Layout annotation data
^^^^

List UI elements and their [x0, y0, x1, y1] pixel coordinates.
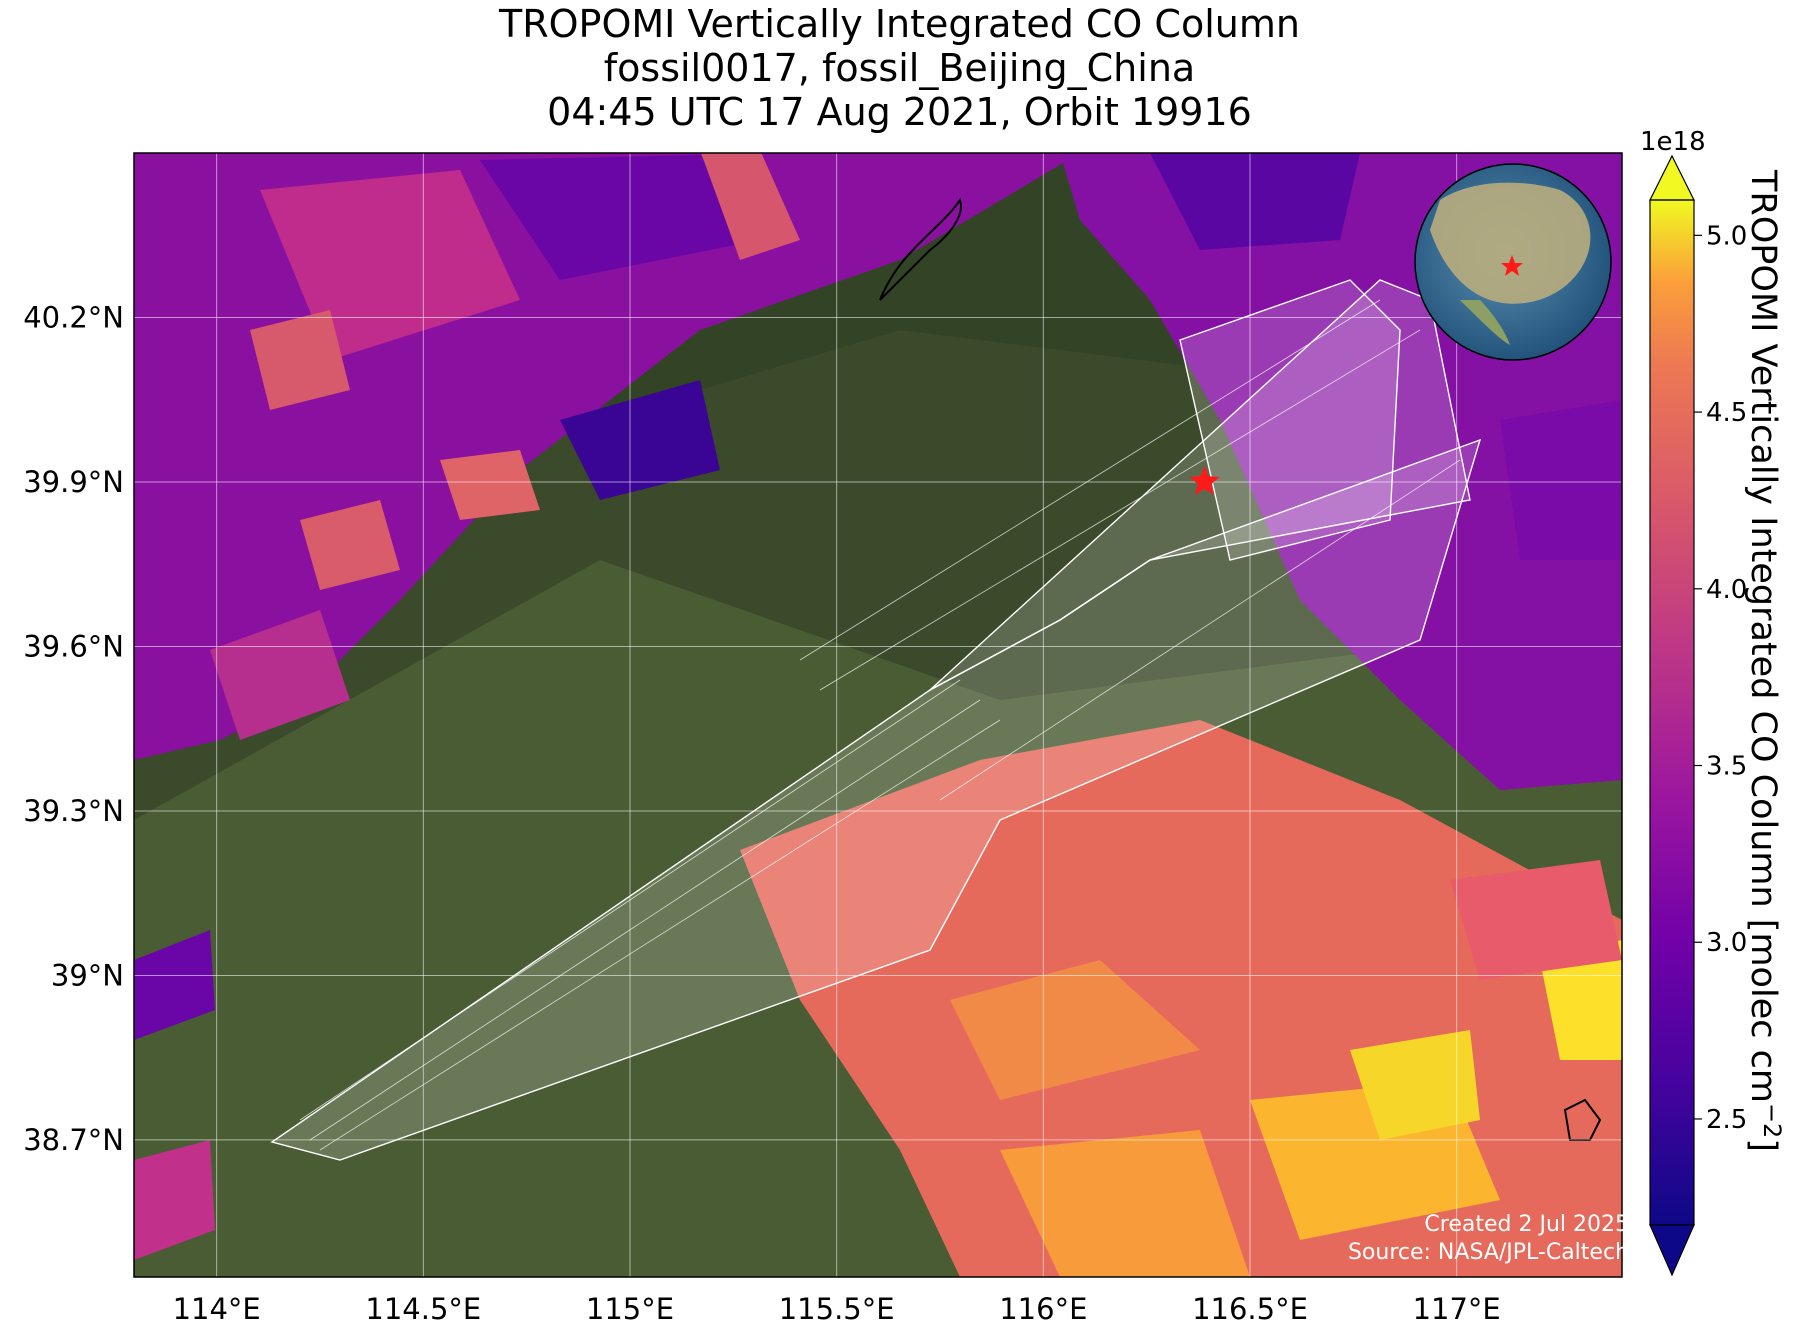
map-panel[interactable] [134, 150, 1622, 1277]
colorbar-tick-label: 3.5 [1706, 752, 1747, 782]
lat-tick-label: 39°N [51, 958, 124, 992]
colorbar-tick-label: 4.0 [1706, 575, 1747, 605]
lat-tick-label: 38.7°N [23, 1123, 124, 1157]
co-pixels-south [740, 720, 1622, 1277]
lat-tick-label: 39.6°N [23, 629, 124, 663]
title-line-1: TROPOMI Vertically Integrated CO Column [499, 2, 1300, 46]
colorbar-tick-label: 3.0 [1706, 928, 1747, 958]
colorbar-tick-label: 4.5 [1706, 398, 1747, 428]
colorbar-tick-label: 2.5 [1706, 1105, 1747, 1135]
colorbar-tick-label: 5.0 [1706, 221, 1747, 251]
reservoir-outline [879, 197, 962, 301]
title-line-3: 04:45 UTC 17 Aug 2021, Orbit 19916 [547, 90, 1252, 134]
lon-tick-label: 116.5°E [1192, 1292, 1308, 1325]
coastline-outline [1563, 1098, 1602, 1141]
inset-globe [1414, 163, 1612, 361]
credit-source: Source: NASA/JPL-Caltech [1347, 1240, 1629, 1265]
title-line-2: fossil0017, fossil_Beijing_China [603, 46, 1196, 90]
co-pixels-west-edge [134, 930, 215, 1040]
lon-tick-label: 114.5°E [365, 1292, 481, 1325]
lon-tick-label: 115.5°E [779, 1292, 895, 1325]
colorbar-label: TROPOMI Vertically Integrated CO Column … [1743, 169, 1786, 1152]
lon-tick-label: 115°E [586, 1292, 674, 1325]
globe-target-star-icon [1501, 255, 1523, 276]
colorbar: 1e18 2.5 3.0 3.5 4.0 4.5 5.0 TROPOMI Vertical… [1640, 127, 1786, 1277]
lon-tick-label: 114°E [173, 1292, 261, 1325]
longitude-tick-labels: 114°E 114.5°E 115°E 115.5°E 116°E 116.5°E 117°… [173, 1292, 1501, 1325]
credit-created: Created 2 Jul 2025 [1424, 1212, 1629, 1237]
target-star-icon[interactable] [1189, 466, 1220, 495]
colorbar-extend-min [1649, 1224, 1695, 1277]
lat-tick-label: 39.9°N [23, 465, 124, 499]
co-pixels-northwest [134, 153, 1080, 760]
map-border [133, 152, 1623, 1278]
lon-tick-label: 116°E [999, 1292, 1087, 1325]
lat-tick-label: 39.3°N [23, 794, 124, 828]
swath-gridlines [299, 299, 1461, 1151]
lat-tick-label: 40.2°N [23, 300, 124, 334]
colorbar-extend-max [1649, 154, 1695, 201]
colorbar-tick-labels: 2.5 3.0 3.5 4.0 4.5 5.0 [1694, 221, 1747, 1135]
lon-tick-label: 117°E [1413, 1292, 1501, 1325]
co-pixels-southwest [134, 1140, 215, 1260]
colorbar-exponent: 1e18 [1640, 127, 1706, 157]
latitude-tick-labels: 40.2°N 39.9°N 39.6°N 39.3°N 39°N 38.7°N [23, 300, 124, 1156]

^^^^

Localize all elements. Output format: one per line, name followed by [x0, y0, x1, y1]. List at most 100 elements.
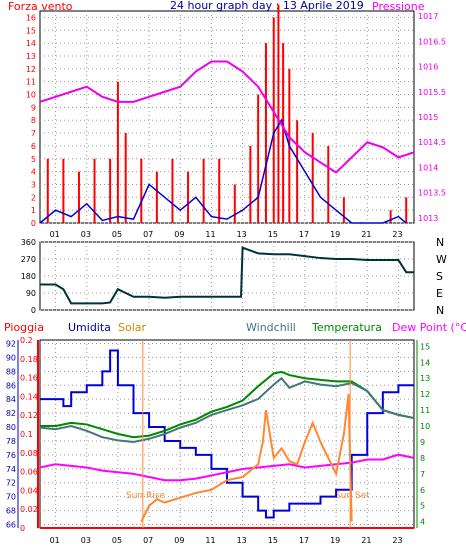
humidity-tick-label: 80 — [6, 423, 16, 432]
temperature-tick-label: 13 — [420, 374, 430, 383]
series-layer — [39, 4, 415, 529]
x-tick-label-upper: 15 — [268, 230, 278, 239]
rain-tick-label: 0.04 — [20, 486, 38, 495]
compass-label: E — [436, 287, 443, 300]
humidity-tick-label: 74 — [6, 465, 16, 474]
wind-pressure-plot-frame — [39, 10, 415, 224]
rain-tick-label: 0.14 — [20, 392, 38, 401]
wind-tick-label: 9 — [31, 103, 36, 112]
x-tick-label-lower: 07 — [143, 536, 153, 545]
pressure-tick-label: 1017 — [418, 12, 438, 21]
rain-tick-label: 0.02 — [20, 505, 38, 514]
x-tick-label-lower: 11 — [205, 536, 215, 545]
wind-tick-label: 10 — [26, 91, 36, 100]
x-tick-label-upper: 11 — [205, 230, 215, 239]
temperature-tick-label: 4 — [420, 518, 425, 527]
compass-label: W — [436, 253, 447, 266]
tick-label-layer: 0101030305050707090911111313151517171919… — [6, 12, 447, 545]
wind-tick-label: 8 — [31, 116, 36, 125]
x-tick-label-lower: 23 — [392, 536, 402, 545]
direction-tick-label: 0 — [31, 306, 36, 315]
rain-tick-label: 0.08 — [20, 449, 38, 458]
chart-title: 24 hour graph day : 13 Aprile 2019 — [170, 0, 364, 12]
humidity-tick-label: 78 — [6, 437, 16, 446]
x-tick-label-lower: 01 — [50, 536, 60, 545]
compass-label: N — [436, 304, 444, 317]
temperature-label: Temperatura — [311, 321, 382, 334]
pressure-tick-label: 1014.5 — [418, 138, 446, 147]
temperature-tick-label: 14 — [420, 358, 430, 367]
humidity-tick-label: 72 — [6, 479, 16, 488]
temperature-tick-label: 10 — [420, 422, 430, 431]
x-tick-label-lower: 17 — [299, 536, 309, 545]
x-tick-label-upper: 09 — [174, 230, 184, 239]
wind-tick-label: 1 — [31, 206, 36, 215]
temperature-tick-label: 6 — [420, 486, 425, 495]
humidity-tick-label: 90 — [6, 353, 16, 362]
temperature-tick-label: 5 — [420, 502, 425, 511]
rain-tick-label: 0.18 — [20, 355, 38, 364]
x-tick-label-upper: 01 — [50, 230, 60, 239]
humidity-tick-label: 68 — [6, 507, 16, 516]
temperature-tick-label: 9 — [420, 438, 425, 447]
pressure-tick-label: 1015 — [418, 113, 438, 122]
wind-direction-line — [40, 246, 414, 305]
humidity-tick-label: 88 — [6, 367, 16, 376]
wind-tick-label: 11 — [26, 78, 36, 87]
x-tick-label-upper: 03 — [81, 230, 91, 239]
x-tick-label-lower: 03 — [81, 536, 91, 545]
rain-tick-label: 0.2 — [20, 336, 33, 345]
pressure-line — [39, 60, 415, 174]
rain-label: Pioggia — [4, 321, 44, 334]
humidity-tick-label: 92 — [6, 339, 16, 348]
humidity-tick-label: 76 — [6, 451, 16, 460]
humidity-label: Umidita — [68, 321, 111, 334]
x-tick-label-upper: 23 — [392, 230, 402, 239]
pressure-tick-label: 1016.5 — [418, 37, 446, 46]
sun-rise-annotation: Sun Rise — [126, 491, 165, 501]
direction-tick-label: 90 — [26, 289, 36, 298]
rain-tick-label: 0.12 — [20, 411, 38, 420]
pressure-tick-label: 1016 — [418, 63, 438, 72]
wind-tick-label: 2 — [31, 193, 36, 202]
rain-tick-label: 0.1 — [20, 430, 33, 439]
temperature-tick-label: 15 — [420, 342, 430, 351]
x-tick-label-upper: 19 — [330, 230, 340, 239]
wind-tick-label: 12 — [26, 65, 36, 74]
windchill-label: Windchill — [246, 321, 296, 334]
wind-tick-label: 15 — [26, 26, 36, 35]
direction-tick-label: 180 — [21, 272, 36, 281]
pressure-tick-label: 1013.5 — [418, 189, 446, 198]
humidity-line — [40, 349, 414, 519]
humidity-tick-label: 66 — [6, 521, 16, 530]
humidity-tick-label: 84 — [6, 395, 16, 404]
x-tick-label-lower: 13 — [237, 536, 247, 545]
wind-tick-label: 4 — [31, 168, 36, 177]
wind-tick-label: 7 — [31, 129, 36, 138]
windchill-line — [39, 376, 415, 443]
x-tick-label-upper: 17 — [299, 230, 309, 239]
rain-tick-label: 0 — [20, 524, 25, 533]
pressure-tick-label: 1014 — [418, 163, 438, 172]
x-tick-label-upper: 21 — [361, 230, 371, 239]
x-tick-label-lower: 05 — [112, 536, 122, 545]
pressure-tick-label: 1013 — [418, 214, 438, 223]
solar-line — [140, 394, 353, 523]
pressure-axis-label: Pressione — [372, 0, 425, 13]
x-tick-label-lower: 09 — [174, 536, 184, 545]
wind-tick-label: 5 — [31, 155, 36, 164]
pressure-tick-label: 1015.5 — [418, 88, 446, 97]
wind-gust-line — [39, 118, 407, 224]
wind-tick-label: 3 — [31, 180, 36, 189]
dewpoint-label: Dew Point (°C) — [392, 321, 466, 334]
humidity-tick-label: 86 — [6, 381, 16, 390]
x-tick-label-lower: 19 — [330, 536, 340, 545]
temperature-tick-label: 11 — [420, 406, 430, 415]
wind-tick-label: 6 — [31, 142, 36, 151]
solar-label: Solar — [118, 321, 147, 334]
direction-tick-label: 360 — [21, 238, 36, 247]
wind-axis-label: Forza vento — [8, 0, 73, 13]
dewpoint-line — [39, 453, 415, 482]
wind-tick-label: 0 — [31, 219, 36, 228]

^^^^

## Set task:
Rewrite the records between the lines holding "humidity-tick-label: 80 — [6, 423, 16, 432]" and "temperature-tick-label: 14 —", inclusive, changing "compass-label" to "direction-letter" and keeping everything else unchanged.

## Problem solution:
humidity-tick-label: 80 — [6, 423, 16, 432]
temperature-tick-label: 13 — [420, 374, 430, 383]
series-layer — [39, 4, 415, 529]
x-tick-label-upper: 15 — [268, 230, 278, 239]
rain-tick-label: 0.04 — [20, 486, 38, 495]
direction-letter: E — [436, 287, 443, 300]
humidity-tick-label: 74 — [6, 465, 16, 474]
wind-pressure-plot-frame — [39, 10, 415, 224]
rain-tick-label: 0.14 — [20, 392, 38, 401]
wind-tick-label: 9 — [31, 103, 36, 112]
x-tick-label-lower: 07 — [143, 536, 153, 545]
pressure-tick-label: 1017 — [418, 12, 438, 21]
rain-tick-label: 0.02 — [20, 505, 38, 514]
x-tick-label-lower: 11 — [205, 536, 215, 545]
wind-tick-label: 10 — [26, 91, 36, 100]
x-tick-label-upper: 11 — [205, 230, 215, 239]
temperature-tick-label: 4 — [420, 518, 425, 527]
direction-letter: W — [436, 253, 447, 266]
tick-label-layer: 0101030305050707090911111313151517171919… — [6, 12, 447, 545]
wind-tick-label: 8 — [31, 116, 36, 125]
x-tick-label-lower: 23 — [392, 536, 402, 545]
direction-tick-label: 0 — [31, 306, 36, 315]
rain-tick-label: 0.08 — [20, 449, 38, 458]
chart-title: 24 hour graph day : 13 Aprile 2019 — [170, 0, 364, 12]
humidity-tick-label: 78 — [6, 437, 16, 446]
x-tick-label-lower: 01 — [50, 536, 60, 545]
direction-letter: N — [436, 304, 444, 317]
temperature-label: Temperatura — [311, 321, 382, 334]
pressure-tick-label: 1014.5 — [418, 138, 446, 147]
temperature-tick-label: 14 — [420, 358, 430, 367]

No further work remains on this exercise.